[Work instructions] Everything in the listing except the pictures should be written out exactly.

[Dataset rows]
* * * * * * *

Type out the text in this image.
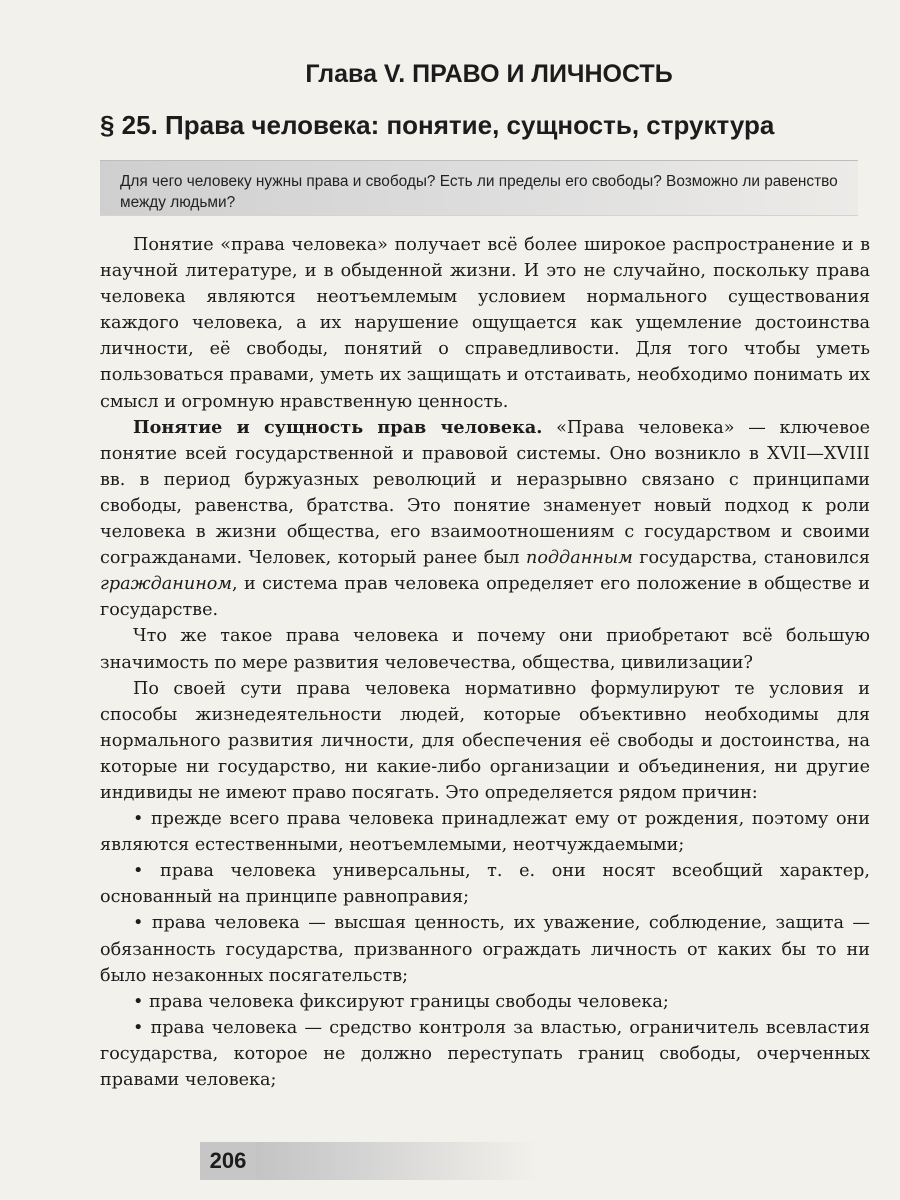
Глава V. ПРАВО И ЛИЧНОСТЬ
§ 25. Права человека: понятие, сущность, структура

Для чего человеку нужны права и свободы? Есть ли пределы его свободы? Возможно ли равенство между людьми?

Понятие «права человека» получает всё более широкое распространение и в научной литературе, и в обыденной жизни. И это не случайно, поскольку права человека являются неотъемлемым условием нормального существования каждого человека, а их нарушение ощущается как ущемление достоинства личности, её свободы, понятий о справедливости. Для того чтобы уметь пользоваться правами, уметь их защищать и отстаивать, необходимо понимать их смысл и огромную нравственную ценность.

Понятие и сущность прав человека. «Права человека» — ключевое понятие всей государственной и правовой системы. Оно возникло в XVII—XVIII вв. в период буржуазных революций и неразрывно связано с принципами свободы, равенства, братства. Это понятие знаменует новый подход к роли человека в жизни общества, его взаимоотношениям с государством и своими согражданами. Человек, который ранее был подданным государства, становился гражданином, и система прав человека определяет его положение в обществе и государстве.

Что же такое права человека и почему они приобретают всё большую значимость по мере развития человечества, общества, цивилизации?

По своей сути права человека нормативно формулируют те условия и способы жизнедеятельности людей, которые объективно необходимы для нормального развития личности, для обеспечения её свободы и достоинства, на которые ни государство, ни какие-либо организации и объединения, ни другие индивиды не имеют право посягать. Это определяется рядом причин:

• прежде всего права человека принадлежат ему от рождения, поэтому они являются естественными, неотъемлемыми, неотчуждаемыми;

• права человека универсальны, т. е. они носят всеобщий характер, основанный на принципе равноправия;

• права человека — высшая ценность, их уважение, соблюдение, защита — обязанность государства, призванного ограждать личность от каких бы то ни было незаконных посягательств;

• права человека фиксируют границы свободы человека;

• права человека — средство контроля за властью, ограничитель всевластия государства, которое не должно переступать границ свободы, очерченных правами человека;

206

* * * * * * *

[Response below]
Type out the text in this image.
Глава V. ПРАВО И ЛИЧНОСТЬ
§ 25. Права человека: понятие, сущность, структура

Для чего человеку нужны права и свободы? Есть ли пределы его свободы? Возможно ли равенство между людьми?

Понятие «права человека» получает всё более широкое распространение и в научной литературе, и в обыденной жизни. И это не случайно, поскольку права человека являются неотъемлемым условием нормального существования каждого человека, а их нарушение ощущается как ущемление достоинства личности, её свободы, понятий о справедливости. Для того чтобы уметь пользоваться правами, уметь их защищать и отстаивать, необходимо понимать их смысл и огромную нравственную ценность.

Понятие и сущность прав человека. «Права человека» — ключевое понятие всей государственной и правовой системы. Оно возникло в XVII—XVIII вв. в период буржуазных революций и неразрывно связано с принципами свободы, равенства, братства. Это понятие знаменует новый подход к роли человека в жизни общества, его взаимоотношениям с государством и своими согражданами. Человек, который ранее был подданным государства, становился гражданином, и система прав человека определяет его положение в обществе и государстве.

Что же такое права человека и почему они приобретают всё большую значимость по мере развития человечества, общества, цивилизации?

По своей сути права человека нормативно формулируют те условия и способы жизнедеятельности людей, которые объективно необходимы для нормального развития личности, для обеспечения её свободы и достоинства, на которые ни государство, ни какие-либо организации и объединения, ни другие индивиды не имеют право посягать. Это определяется рядом причин:

• прежде всего права человека принадлежат ему от рождения, поэтому они являются естественными, неотъемлемыми, неотчуждаемыми;

• права человека универсальны, т. е. они носят всеобщий характер, основанный на принципе равноправия;

• права человека — высшая ценность, их уважение, соблюдение, защита — обязанность государства, призванного ограждать личность от каких бы то ни было незаконных посягательств;

• права человека фиксируют границы свободы человека;

• права человека — средство контроля за властью, ограничитель всевластия государства, которое не должно переступать границ свободы, очерченных правами человека;

206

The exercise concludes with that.